-- Start of MATERIALS PROVIDED --

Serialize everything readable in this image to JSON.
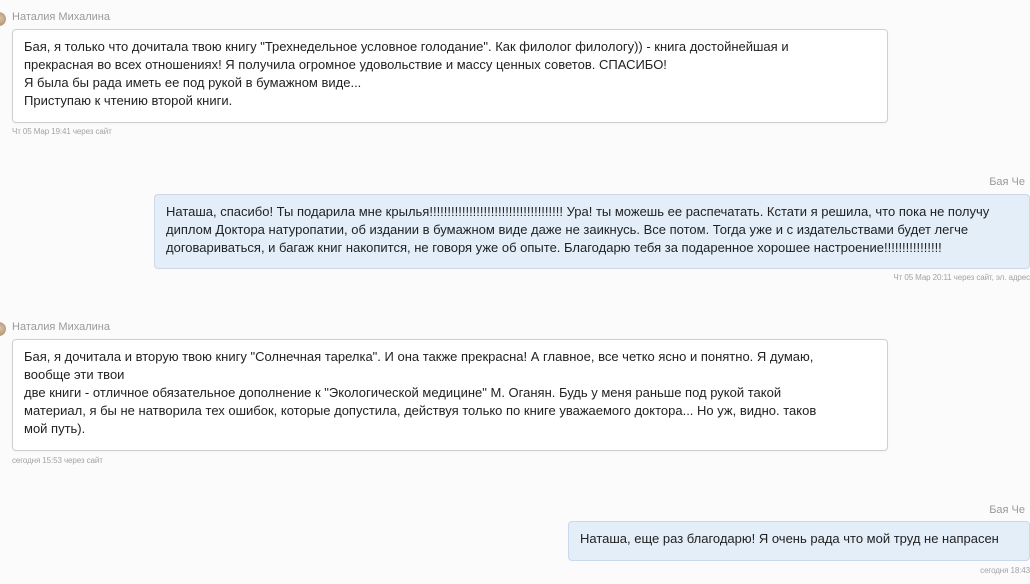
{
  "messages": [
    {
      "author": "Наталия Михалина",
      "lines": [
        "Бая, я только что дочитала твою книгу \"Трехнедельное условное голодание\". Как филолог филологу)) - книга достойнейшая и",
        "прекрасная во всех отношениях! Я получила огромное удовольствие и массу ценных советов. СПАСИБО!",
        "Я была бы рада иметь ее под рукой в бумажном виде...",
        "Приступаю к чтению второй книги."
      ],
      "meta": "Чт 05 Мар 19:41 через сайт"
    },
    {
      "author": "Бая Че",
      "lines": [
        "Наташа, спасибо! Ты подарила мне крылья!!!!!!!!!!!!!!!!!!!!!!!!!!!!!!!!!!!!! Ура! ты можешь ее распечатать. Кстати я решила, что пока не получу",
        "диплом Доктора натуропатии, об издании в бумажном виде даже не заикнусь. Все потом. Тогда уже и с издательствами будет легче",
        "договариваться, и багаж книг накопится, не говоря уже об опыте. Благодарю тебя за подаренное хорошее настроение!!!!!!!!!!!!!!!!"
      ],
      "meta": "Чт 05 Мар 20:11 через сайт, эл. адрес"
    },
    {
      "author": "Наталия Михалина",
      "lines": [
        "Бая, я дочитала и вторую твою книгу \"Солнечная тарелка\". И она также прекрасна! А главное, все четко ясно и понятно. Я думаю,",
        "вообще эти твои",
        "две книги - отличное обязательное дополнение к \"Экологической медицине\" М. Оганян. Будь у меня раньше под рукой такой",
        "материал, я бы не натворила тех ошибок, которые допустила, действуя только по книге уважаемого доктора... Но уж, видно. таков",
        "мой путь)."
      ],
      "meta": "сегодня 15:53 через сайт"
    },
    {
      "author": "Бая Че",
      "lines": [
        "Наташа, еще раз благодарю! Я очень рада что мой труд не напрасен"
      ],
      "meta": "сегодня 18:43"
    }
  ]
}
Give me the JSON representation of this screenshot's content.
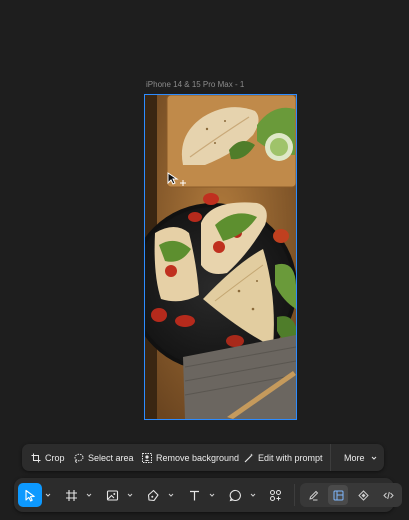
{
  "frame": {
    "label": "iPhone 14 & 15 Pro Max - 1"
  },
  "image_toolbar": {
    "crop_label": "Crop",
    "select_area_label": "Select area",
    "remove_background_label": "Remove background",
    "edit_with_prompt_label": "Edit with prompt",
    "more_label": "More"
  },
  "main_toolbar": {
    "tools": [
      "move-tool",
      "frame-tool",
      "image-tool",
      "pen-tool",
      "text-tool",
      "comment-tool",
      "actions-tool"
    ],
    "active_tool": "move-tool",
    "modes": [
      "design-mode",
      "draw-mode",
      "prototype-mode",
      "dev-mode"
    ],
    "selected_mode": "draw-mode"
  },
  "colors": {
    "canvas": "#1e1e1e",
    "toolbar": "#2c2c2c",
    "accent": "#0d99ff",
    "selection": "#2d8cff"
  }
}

-- End of MATERIALS PROVIDED --
-- Start of MATERIALS PROVIDED --

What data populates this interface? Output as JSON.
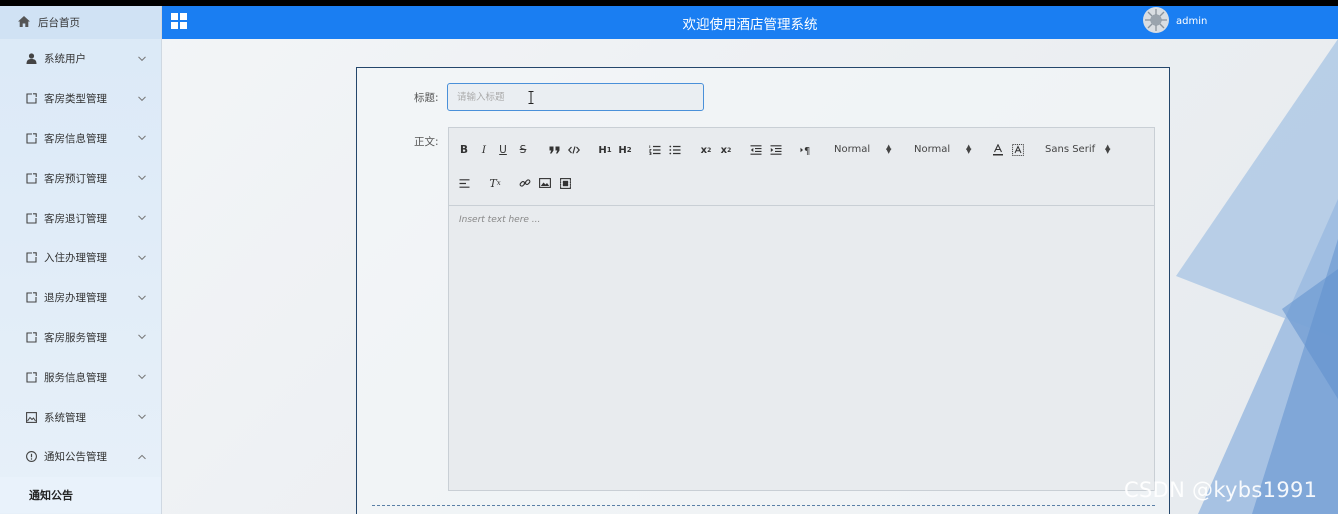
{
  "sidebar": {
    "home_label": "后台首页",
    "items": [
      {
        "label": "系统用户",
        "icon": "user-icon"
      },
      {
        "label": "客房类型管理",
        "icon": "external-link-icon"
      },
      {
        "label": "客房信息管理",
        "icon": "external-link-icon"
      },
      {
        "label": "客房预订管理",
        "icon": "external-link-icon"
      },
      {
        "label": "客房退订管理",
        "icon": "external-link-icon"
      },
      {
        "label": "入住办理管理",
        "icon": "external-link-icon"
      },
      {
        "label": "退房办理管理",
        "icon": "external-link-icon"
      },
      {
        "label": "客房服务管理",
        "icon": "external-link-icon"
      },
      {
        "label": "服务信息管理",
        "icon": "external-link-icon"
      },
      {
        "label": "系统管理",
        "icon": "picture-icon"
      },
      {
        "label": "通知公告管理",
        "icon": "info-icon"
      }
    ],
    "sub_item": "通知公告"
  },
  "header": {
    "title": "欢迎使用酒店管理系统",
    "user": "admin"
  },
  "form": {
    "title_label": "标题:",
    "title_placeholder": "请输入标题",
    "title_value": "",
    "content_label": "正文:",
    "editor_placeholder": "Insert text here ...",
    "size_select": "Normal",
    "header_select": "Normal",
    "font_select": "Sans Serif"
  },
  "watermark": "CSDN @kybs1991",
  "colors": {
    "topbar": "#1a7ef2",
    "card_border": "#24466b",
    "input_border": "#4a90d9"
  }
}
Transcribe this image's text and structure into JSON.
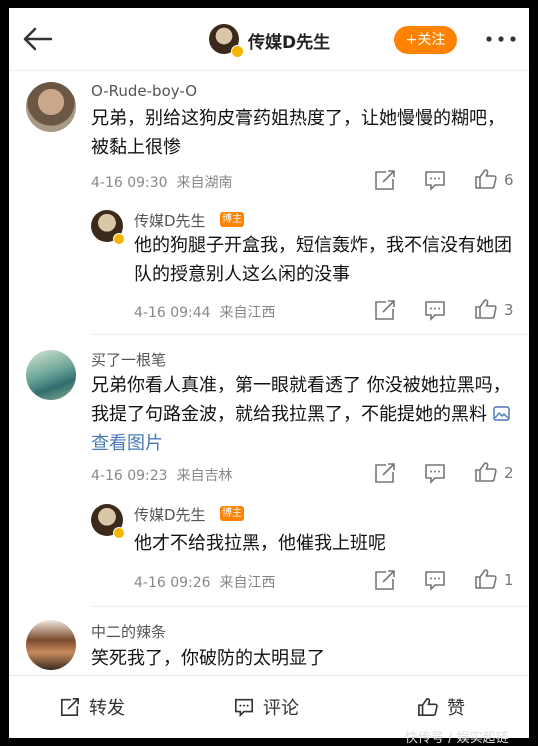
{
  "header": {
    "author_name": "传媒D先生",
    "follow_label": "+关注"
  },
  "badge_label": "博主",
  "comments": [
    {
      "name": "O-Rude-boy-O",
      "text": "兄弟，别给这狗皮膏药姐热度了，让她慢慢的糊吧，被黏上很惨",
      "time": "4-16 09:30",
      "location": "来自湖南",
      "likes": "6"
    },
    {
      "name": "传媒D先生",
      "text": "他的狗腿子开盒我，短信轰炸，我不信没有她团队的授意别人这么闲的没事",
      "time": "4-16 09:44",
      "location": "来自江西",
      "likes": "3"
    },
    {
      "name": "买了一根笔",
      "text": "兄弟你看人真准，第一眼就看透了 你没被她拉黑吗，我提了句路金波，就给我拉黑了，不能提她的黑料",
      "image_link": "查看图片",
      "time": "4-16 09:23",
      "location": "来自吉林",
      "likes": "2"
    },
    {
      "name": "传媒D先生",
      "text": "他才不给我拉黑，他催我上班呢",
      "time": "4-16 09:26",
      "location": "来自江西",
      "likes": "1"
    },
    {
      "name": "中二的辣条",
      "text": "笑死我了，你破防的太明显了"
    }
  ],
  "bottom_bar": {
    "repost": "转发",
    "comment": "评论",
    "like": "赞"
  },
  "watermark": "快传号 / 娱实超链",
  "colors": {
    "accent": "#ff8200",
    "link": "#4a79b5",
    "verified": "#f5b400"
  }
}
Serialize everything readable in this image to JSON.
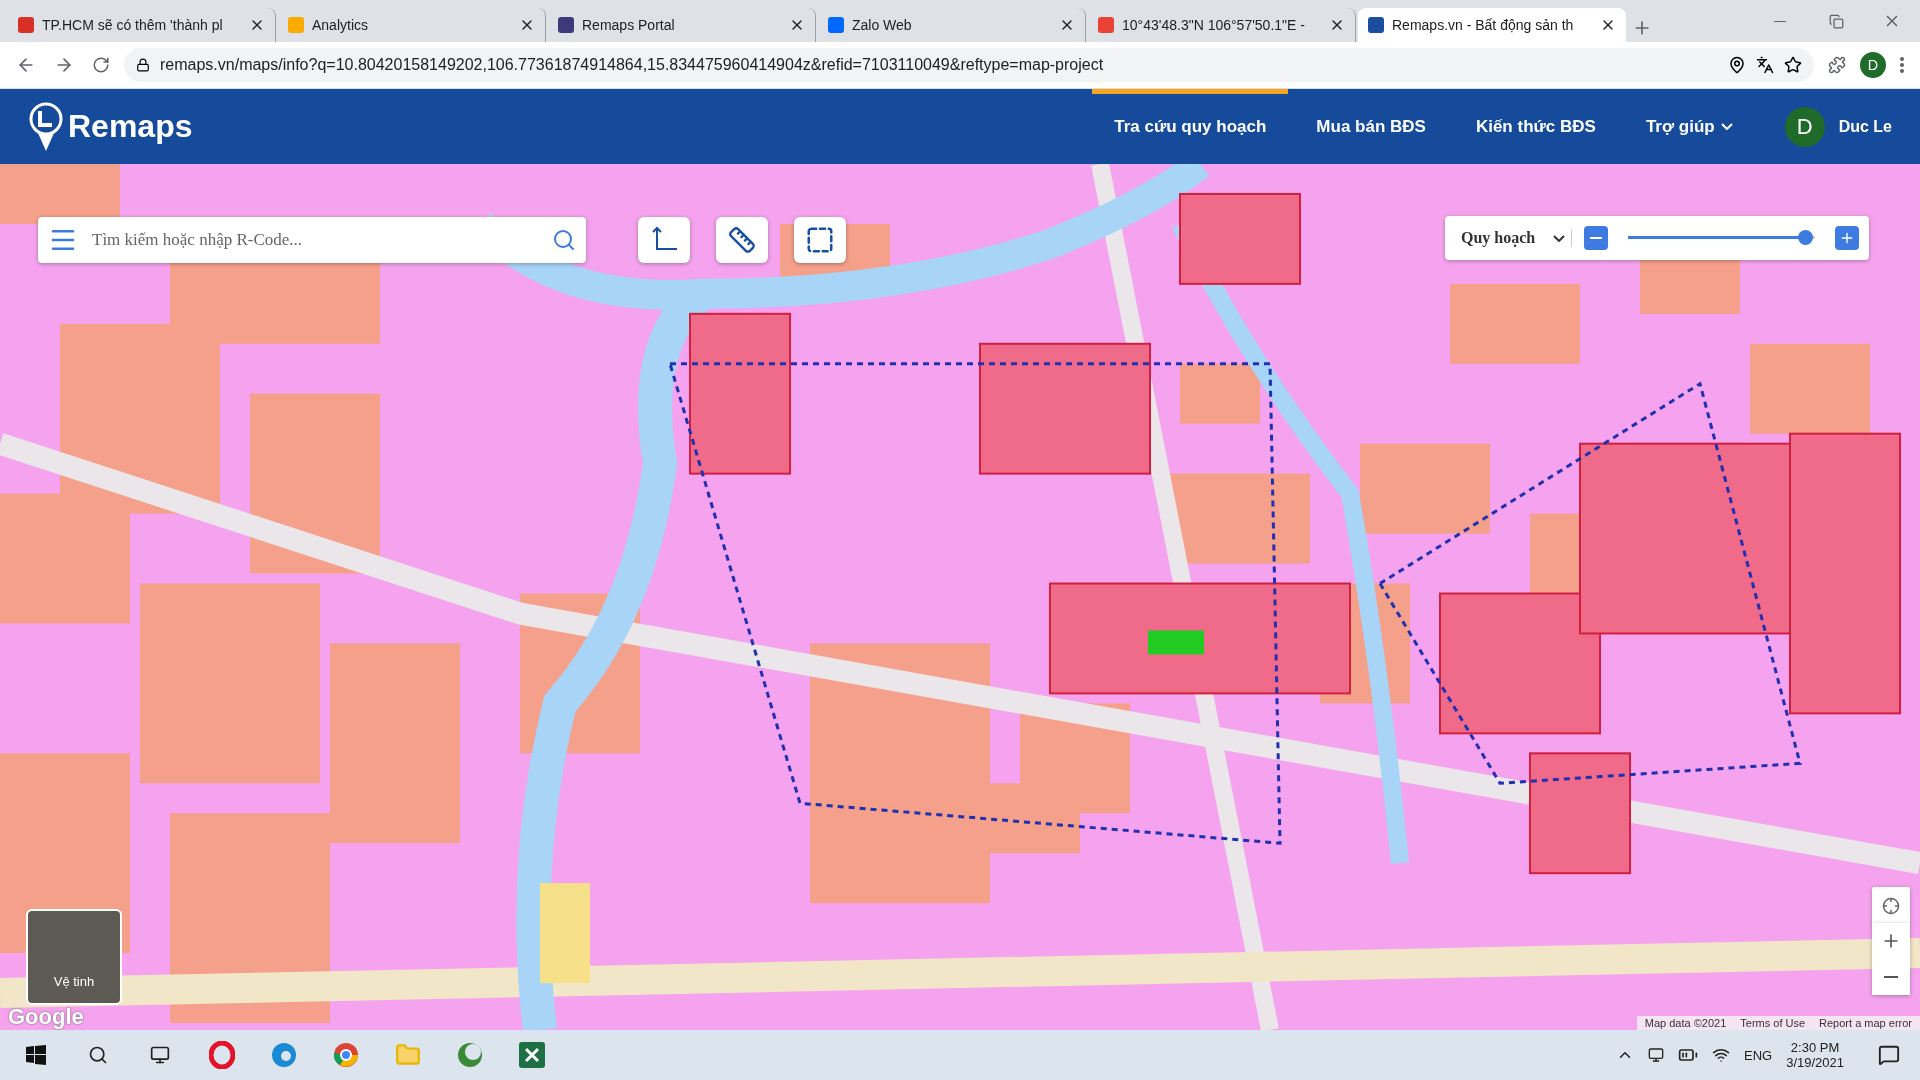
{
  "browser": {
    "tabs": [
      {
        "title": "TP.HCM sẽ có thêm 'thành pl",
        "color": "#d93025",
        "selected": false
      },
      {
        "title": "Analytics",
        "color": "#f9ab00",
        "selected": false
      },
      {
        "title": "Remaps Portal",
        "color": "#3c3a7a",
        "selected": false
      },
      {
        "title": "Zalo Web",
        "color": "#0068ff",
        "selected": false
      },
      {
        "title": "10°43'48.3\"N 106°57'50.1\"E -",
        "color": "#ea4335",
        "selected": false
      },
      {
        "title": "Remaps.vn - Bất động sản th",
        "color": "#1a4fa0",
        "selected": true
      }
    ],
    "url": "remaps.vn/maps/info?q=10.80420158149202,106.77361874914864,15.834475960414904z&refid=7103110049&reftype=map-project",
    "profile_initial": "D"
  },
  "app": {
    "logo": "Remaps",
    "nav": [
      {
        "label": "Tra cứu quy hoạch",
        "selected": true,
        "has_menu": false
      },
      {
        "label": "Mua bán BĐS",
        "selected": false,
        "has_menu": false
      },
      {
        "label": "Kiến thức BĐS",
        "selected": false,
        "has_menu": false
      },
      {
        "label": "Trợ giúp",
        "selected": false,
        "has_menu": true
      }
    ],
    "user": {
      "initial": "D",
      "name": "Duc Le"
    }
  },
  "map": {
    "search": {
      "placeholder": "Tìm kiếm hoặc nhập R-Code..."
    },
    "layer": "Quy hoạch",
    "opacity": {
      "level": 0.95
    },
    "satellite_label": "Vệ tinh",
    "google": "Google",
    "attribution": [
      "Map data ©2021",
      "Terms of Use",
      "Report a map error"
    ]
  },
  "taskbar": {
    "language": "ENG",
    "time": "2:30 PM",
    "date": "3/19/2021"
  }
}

-- End of MATERIALS PROVIDED --

▶ PROBLEM TO SOLVE: Identify all lines where the word "data" shows up. Copy them.

▶ COMPLETE RESPONSE:
What data populates this interface? Output as JSON.
      "Map data ©2021",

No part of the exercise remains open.